Short problem ▸ Skip the pictures. Transcribe the rest of the data below without changing a word.

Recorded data
..........

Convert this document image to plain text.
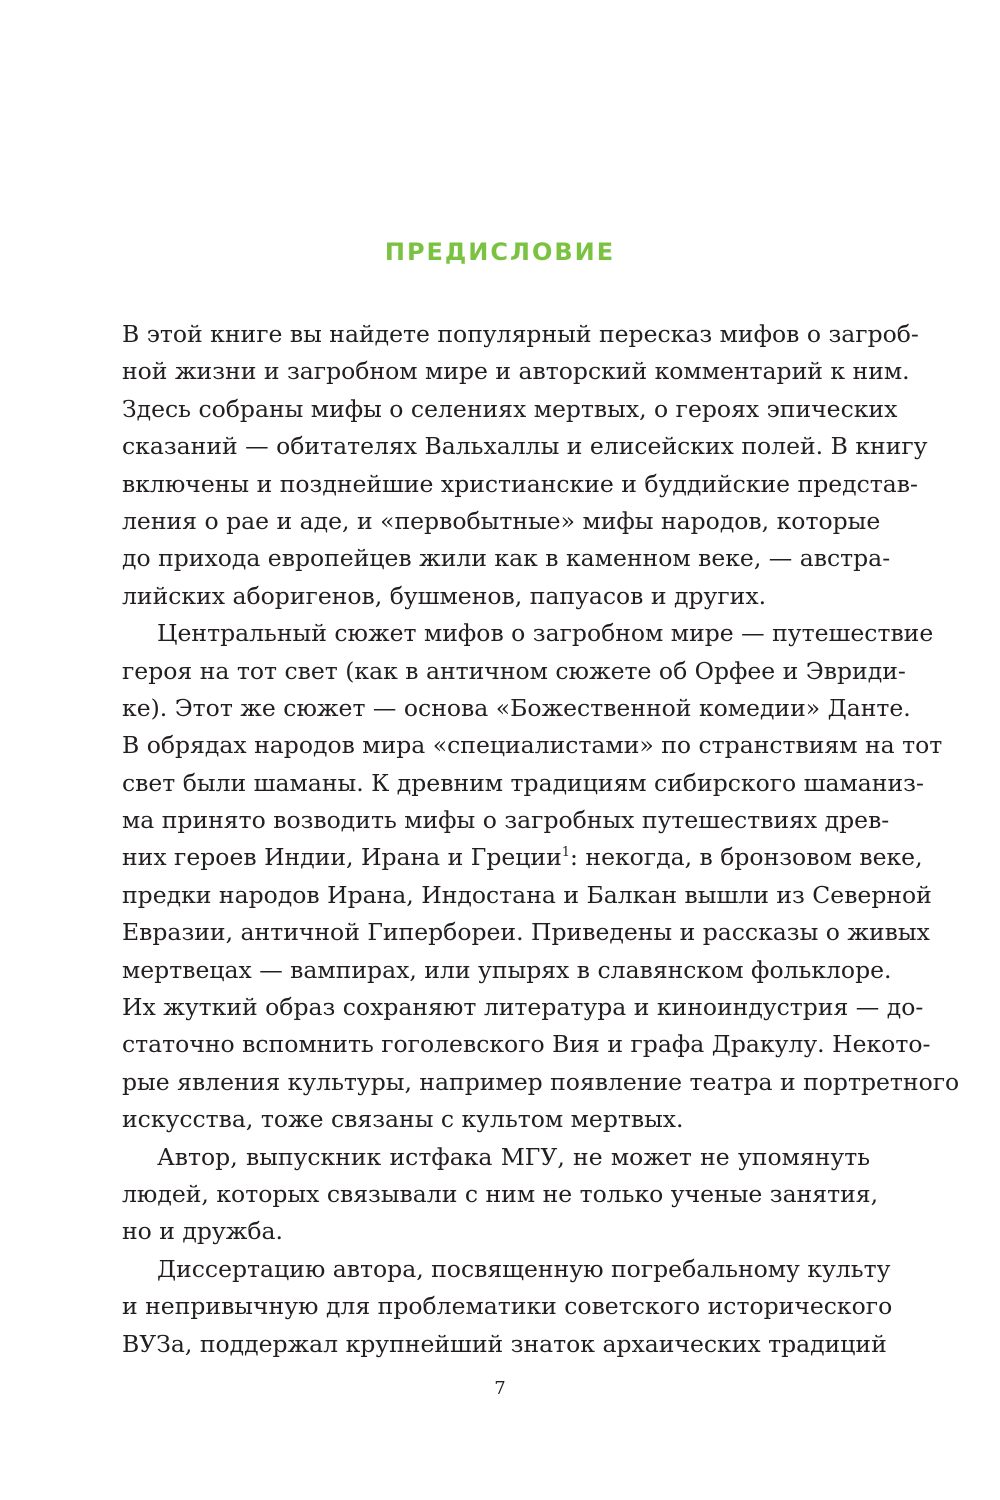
ПРЕДИСЛОВИЕ
В этой книге вы найдете популярный пересказ мифов о загроб-
ной жизни и загробном мире и авторский комментарий к ним.
Здесь собраны мифы о селениях мертвых, о героях эпических
сказаний — обитателях Вальхаллы и елисейских полей. В книгу
включены и позднейшие христианские и буддийские представ-
ления о рае и аде, и «первобытные» мифы народов, которые
до прихода европейцев жили как в каменном веке, — австра-
лийских аборигенов, бушменов, папуасов и других.
Центральный сюжет мифов о загробном мире — путешествие
героя на тот свет (как в античном сюжете об Орфее и Эвриди-
ке). Этот же сюжет — основа «Божественной комедии» Данте.
В обрядах народов мира «специалистами» по странствиям на тот
свет были шаманы. К древним традициям сибирского шаманиз-
ма принято возводить мифы о загробных путешествиях древ-
них героев Индии, Ирана и Греции$^1$: некогда, в бронзовом веке,
предки народов Ирана, Индостана и Балкан вышли из Северной
Евразии, античной Гипербореи. Приведены и рассказы о живых
мертвецах — вампирах, или упырях в славянском фольклоре.
Их жуткий образ сохраняют литература и киноиндустрия — до-
статочно вспомнить гоголевского Вия и графа Дракулу. Некото-
рые явления культуры, например появление театра и портретного
искусства, тоже связаны с культом мертвых.
Автор, выпускник истфака МГУ, не может не упомянуть
людей, которых связывали с ним не только ученые занятия,
но и дружба.
Диссертацию автора, посвященную погребальному культу
и непривычную для проблематики советского исторического
ВУЗа, поддержал крупнейший знаток архаических традиций
7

..........

Complete answer ▸
Convert this document image to plain text.
ПРЕДИСЛОВИЕ
В этой книге вы найдете популярный пересказ мифов о загроб-
ной жизни и загробном мире и авторский комментарий к ним.
Здесь собраны мифы о селениях мертвых, о героях эпических
сказаний — обитателях Вальхаллы и елисейских полей. В книгу
включены и позднейшие христианские и буддийские представ-
ления о рае и аде, и «первобытные» мифы народов, которые
до прихода европейцев жили как в каменном веке, — австра-
лийских аборигенов, бушменов, папуасов и других.
Центральный сюжет мифов о загробном мире — путешествие
героя на тот свет (как в античном сюжете об Орфее и Эвриди-
ке). Этот же сюжет — основа «Божественной комедии» Данте.
В обрядах народов мира «специалистами» по странствиям на тот
свет были шаманы. К древним традициям сибирского шаманиз-
ма принято возводить мифы о загробных путешествиях древ-
них героев Индии, Ирана и Греции$^1$: некогда, в бронзовом веке,
предки народов Ирана, Индостана и Балкан вышли из Северной
Евразии, античной Гипербореи. Приведены и рассказы о живых
мертвецах — вампирах, или упырях в славянском фольклоре.
Их жуткий образ сохраняют литература и киноиндустрия — до-
статочно вспомнить гоголевского Вия и графа Дракулу. Некото-
рые явления культуры, например появление театра и портретного
искусства, тоже связаны с культом мертвых.
Автор, выпускник истфака МГУ, не может не упомянуть
людей, которых связывали с ним не только ученые занятия,
но и дружба.
Диссертацию автора, посвященную погребальному культу
и непривычную для проблематики советского исторического
ВУЗа, поддержал крупнейший знаток архаических традиций
7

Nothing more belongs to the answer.